▶ **Problem description**
Below are records; work out how many of their lines hold the string "journey" and give that number alone.

──────

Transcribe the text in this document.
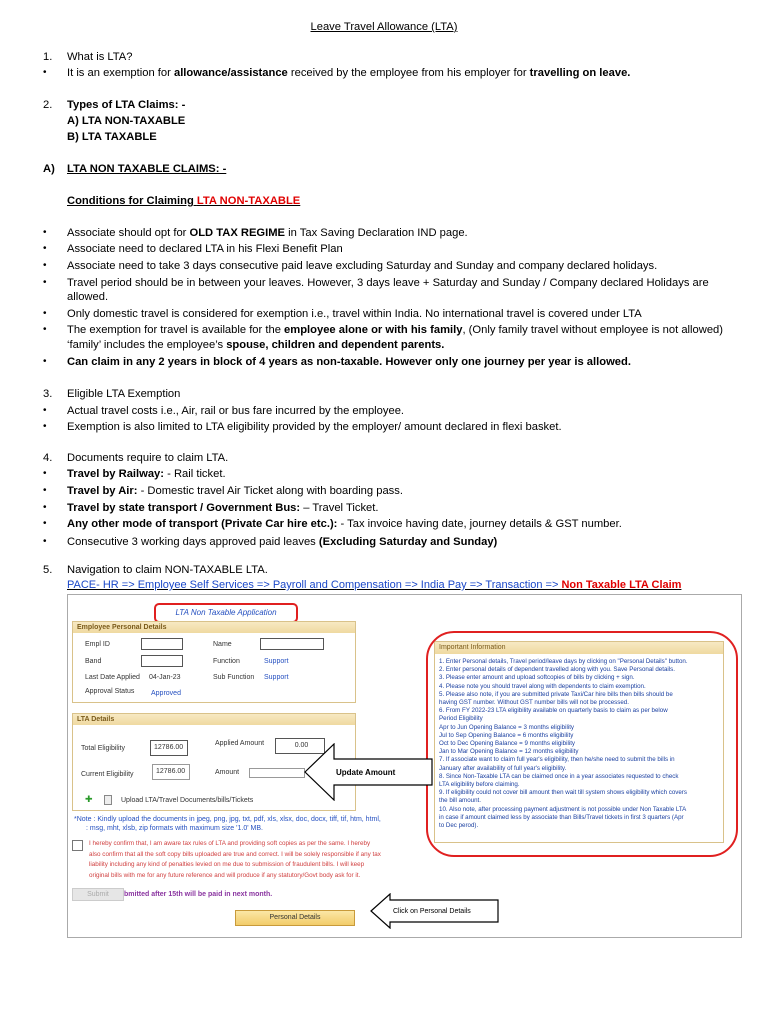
Leave Travel Allowance (LTA)
1. What is LTA?
• It is an exemption for allowance/assistance received by the employee from his employer for travelling on leave.
2. Types of LTA Claims: -
A) LTA NON-TAXABLE
B) LTA TAXABLE
A) LTA NON TAXABLE CLAIMS: -
Conditions for Claiming LTA NON-TAXABLE
• Associate should opt for OLD TAX REGIME in Tax Saving Declaration IND page.
• Associate need to declared LTA in his Flexi Benefit Plan
• Associate need to take 3 days consecutive paid leave excluding Saturday and Sunday and company declared holidays.
• Travel period should be in between your leaves. However, 3 days leave + Saturday and Sunday / Company declared Holidays are allowed.
• Only domestic travel is considered for exemption i.e., travel within India. No international travel is covered under LTA
• The exemption for travel is available for the employee alone or with his family, (Only family travel without employee is not allowed)
‘family’ includes the employee’s spouse, children and dependent parents.
• Can claim in any 2 years in block of 4 years as non-taxable. However only one journey per year is allowed.
3. Eligible LTA Exemption
• Actual travel costs i.e., Air, rail or bus fare incurred by the employee.
• Exemption is also limited to LTA eligibility provided by the employer/ amount declared in flexi basket.
4. Documents require to claim LTA.
• Travel by Railway: - Rail ticket.
• Travel by Air: - Domestic travel Air Ticket along with boarding pass.
• Travel by state transport / Government Bus: – Travel Ticket.
• Any other mode of transport (Private Car hire etc.): - Tax invoice having date, journey details & GST number.
• Consecutive 3 working days approved paid leaves (Excluding Saturday and Sunday)
5. Navigation to claim NON-TAXABLE LTA.
PACE- HR => Employee Self Services => Payroll and Compensation => India Pay => Transaction => Non Taxable LTA Claim
LTA Non Taxable Application
Employee Personal Details
Empl ID	Name
Band	Function	Support
Last Date Applied 04-Jan-23	Sub Function Support
Approval Status Approved
LTA Details
Total Eligibility	12786.00
Applied Amount	0.00
Current Eligibility	12786.00	Amount
✚	Upload LTA/Travel Documents/bills/Tickets
*Note : Kindly upload the documents in jpeg, png, jpg, txt, pdf, xls, xlsx, doc, docx, tiff, tif, htm, html,
: msg, mht, xlsb, zip formats with maximum size '1.0' MB.
I hereby confirm that, I am aware tax rules of LTA and providing soft copies as per the same. I hereby
also confirm that all the soft copy bills uploaded are true and correct. I will be solely responsible if any tax
liability including any kind of penalties levied on me due to submission of fraudulent bills. I will keep
original bills with me for any future reference and will produce if any statutory/Govt body ask for it.
Submit	bmitted after 15th will be paid in next month.
Personal Details
Important Information
1. Enter Personal details, Travel period/leave days by clicking on "Personal Details" button.
2. Enter personal details of dependent travelled along with you. Save Personal details.
3. Please enter amount and upload softcopies of bills by clicking + sign.
4. Please note you should travel along with dependents to claim exemption.
5. Please also note, if you are submitted private Taxi/Car hire bills then bills should be
having GST number. Without GST number bills will not be processed.
6. From FY 2022-23 LTA eligibility available on quarterly basis to claim as per below
Period Eligibility
Apr to Jun Opening Balance = 3 months eligibility
Jul to Sep Opening Balance = 6 months eligibility
Oct to Dec Opening Balance = 9 months eligibility
Jan to Mar Opening Balance = 12 months eligibility
7. If associate want to claim full year's eligibility, then he/she need to submit the bills in
January after availability of full year's eligibility.
8. Since Non-Taxable LTA can be claimed once in a year associates requested to check
LTA eligibility before claiming.
9. If eligibility could not cover bill amount then wait till system shows eligibility which covers
the bill amount.
10. Also note, after processing payment adjustment is not possible under Non Taxable LTA
in case if amount claimed less by associate than Bills/Travel tickets in first 3 quarters (Apr
to Dec perod).
Update Amount
Click on Personal Details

──────

▶ **Exercise solution**
2